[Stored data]
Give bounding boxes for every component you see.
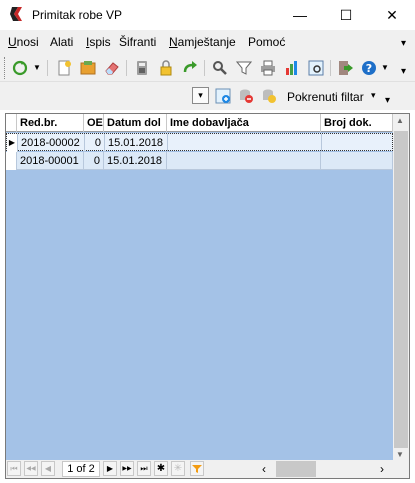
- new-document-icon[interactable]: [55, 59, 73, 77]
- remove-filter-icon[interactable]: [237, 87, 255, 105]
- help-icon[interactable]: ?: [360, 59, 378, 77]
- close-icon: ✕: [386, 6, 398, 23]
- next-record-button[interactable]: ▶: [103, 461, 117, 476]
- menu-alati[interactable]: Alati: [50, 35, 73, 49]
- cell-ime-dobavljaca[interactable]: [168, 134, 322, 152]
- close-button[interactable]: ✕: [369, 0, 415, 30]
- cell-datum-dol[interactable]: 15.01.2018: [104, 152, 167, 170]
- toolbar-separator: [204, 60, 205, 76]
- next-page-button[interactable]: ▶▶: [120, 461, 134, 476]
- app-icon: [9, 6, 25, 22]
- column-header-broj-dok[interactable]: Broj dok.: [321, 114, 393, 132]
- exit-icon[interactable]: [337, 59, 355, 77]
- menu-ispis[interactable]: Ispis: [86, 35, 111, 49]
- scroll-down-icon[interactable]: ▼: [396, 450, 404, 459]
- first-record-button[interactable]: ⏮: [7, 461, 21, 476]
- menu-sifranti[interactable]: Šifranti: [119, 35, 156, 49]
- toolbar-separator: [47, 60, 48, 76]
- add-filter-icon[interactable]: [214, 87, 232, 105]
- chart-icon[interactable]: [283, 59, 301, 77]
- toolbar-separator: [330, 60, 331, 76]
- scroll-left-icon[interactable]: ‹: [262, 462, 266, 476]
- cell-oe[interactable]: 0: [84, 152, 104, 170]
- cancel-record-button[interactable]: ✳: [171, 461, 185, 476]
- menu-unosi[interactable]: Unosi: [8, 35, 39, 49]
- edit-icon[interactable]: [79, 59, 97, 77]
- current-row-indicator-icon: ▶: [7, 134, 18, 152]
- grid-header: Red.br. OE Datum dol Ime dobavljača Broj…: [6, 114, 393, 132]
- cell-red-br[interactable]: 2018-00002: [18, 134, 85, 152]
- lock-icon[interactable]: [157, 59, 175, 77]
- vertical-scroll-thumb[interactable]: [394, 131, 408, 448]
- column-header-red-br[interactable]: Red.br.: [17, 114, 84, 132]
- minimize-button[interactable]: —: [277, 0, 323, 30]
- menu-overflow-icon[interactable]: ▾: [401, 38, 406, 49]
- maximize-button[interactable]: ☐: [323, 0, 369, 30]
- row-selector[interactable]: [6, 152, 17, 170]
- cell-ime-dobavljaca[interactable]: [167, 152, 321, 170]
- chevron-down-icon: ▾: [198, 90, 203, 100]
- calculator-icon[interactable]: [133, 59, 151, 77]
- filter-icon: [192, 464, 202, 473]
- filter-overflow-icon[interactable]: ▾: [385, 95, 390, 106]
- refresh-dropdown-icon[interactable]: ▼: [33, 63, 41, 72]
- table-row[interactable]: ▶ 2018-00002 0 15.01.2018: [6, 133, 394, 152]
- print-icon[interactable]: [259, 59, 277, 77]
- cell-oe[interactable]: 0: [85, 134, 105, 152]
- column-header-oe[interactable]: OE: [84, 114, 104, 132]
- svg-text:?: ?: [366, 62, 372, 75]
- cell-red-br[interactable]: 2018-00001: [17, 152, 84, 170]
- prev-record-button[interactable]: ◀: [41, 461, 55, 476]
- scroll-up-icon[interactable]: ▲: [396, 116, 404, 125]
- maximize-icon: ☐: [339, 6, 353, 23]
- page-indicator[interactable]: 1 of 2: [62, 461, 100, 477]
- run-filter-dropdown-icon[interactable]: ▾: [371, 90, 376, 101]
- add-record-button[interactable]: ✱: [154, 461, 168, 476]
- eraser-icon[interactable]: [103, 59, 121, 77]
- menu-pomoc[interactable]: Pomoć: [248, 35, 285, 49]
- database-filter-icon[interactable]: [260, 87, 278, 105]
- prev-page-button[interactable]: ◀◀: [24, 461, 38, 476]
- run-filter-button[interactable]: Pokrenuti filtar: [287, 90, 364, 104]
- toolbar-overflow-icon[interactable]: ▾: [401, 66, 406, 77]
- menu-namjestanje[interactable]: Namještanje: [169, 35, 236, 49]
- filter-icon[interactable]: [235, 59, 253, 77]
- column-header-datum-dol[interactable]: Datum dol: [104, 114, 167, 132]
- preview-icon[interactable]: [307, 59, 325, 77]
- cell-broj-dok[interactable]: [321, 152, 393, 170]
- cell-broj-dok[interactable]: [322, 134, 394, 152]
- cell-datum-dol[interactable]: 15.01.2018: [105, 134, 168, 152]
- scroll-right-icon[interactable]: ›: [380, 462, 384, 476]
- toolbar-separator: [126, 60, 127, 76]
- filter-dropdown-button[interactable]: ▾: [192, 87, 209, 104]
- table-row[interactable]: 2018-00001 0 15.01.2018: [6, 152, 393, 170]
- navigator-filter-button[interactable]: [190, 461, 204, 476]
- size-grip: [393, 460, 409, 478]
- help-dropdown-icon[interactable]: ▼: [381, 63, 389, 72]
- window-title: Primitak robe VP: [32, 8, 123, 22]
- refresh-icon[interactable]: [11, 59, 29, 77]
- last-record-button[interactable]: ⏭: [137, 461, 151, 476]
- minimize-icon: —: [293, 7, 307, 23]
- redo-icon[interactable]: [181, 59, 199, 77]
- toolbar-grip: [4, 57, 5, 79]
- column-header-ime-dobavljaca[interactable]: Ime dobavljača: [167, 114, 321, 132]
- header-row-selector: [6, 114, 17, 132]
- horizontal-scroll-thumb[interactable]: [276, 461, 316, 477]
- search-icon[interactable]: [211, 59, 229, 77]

◆ To do ◆
Edit the rows above so that every "toolbar-separator" becomes "toolbar-divider", leaving all else unchanged, and omit the pictures from your output.

◆ The reply ◆
Give bounding boxes for every component you see.
- new-document-icon[interactable]: [55, 59, 73, 77]
- remove-filter-icon[interactable]: [237, 87, 255, 105]
- help-icon[interactable]: ?: [360, 59, 378, 77]
- close-icon: ✕: [386, 6, 398, 23]
- next-record-button[interactable]: ▶: [103, 461, 117, 476]
- menu-alati[interactable]: Alati: [50, 35, 73, 49]
- cell-ime-dobavljaca[interactable]: [168, 134, 322, 152]
- close-button[interactable]: ✕: [369, 0, 415, 30]
- cell-datum-dol[interactable]: 15.01.2018: [104, 152, 167, 170]
- toolbar-divider: [204, 60, 205, 76]
- next-page-button[interactable]: ▶▶: [120, 461, 134, 476]
- app-icon: [9, 6, 25, 22]
- column-header-broj-dok[interactable]: Broj dok.: [321, 114, 393, 132]
- exit-icon[interactable]: [337, 59, 355, 77]
- menu-ispis[interactable]: Ispis: [86, 35, 111, 49]
- scroll-down-icon[interactable]: ▼: [396, 450, 404, 459]
- first-record-button[interactable]: ⏮: [7, 461, 21, 476]
- menu-sifranti[interactable]: Šifranti: [119, 35, 156, 49]
- toolbar-divider: [47, 60, 48, 76]
- add-filter-icon[interactable]: [214, 87, 232, 105]
- chart-icon[interactable]: [283, 59, 301, 77]
- toolbar-divider: [330, 60, 331, 76]
- scroll-left-icon[interactable]: ‹: [262, 462, 266, 476]
- cell-oe[interactable]: 0: [84, 152, 104, 170]
- cancel-record-button[interactable]: ✳: [171, 461, 185, 476]
- menu-unosi[interactable]: Unosi: [8, 35, 39, 49]
- edit-icon[interactable]: [79, 59, 97, 77]
- current-row-indicator-icon: ▶: [7, 134, 18, 152]
- grid-header: Red.br. OE Datum dol Ime dobavljača Broj…: [6, 114, 393, 132]
- cell-red-br[interactable]: 2018-00002: [18, 134, 85, 152]
- lock-icon[interactable]: [157, 59, 175, 77]
- vertical-scroll-thumb[interactable]: [394, 131, 408, 448]
- column-header-red-br[interactable]: Red.br.: [17, 114, 84, 132]
- minimize-button[interactable]: —: [277, 0, 323, 30]
- menu-overflow-icon[interactable]: ▾: [401, 38, 406, 49]
- maximize-button[interactable]: ☐: [323, 0, 369, 30]
- row-selector[interactable]: [6, 152, 17, 170]
- cell-ime-dobavljaca[interactable]: [167, 152, 321, 170]
- chevron-down-icon: ▾: [198, 90, 203, 100]
- calculator-icon[interactable]: [133, 59, 151, 77]
- filter-icon: [192, 464, 202, 473]
- filter-overflow-icon[interactable]: ▾: [385, 95, 390, 106]
- refresh-dropdown-icon[interactable]: ▼: [33, 63, 41, 72]
- table-row[interactable]: ▶ 2018-00002 0 15.01.2018: [6, 133, 394, 152]
- print-icon[interactable]: [259, 59, 277, 77]
- cell-oe[interactable]: 0: [85, 134, 105, 152]
- column-header-oe[interactable]: OE: [84, 114, 104, 132]
- svg-text:?: ?: [366, 62, 372, 75]
- cell-red-br[interactable]: 2018-00001: [17, 152, 84, 170]
- prev-record-button[interactable]: ◀: [41, 461, 55, 476]
- scroll-up-icon[interactable]: ▲: [396, 116, 404, 125]
- maximize-icon: ☐: [339, 6, 353, 23]
- page-indicator[interactable]: 1 of 2: [62, 461, 100, 477]
- run-filter-dropdown-icon[interactable]: ▾: [371, 90, 376, 101]
- add-record-button[interactable]: ✱: [154, 461, 168, 476]
- eraser-icon[interactable]: [103, 59, 121, 77]
- menu-pomoc[interactable]: Pomoć: [248, 35, 285, 49]
- database-filter-icon[interactable]: [260, 87, 278, 105]
- prev-page-button[interactable]: ◀◀: [24, 461, 38, 476]
- run-filter-button[interactable]: Pokrenuti filtar: [287, 90, 364, 104]
- toolbar-overflow-icon[interactable]: ▾: [401, 66, 406, 77]
- menu-namjestanje[interactable]: Namještanje: [169, 35, 236, 49]
- filter-icon[interactable]: [235, 59, 253, 77]
- column-header-datum-dol[interactable]: Datum dol: [104, 114, 167, 132]
- preview-icon[interactable]: [307, 59, 325, 77]
- cell-broj-dok[interactable]: [321, 152, 393, 170]
- cell-broj-dok[interactable]: [322, 134, 394, 152]
- cell-datum-dol[interactable]: 15.01.2018: [105, 134, 168, 152]
- scroll-right-icon[interactable]: ›: [380, 462, 384, 476]
- toolbar-divider: [126, 60, 127, 76]
- filter-dropdown-button[interactable]: ▾: [192, 87, 209, 104]
- table-row[interactable]: 2018-00001 0 15.01.2018: [6, 152, 393, 170]
- navigator-filter-button[interactable]: [190, 461, 204, 476]
- size-grip: [393, 460, 409, 478]
- help-dropdown-icon[interactable]: ▼: [381, 63, 389, 72]
- window-title: Primitak robe VP: [32, 8, 123, 22]
- refresh-icon[interactable]: [11, 59, 29, 77]
- last-record-button[interactable]: ⏭: [137, 461, 151, 476]
- minimize-icon: —: [293, 7, 307, 23]
- redo-icon[interactable]: [181, 59, 199, 77]
- toolbar-grip: [4, 57, 5, 79]
- column-header-ime-dobavljaca[interactable]: Ime dobavljača: [167, 114, 321, 132]
- header-row-selector: [6, 114, 17, 132]
- horizontal-scroll-thumb[interactable]: [276, 461, 316, 477]
- search-icon[interactable]: [211, 59, 229, 77]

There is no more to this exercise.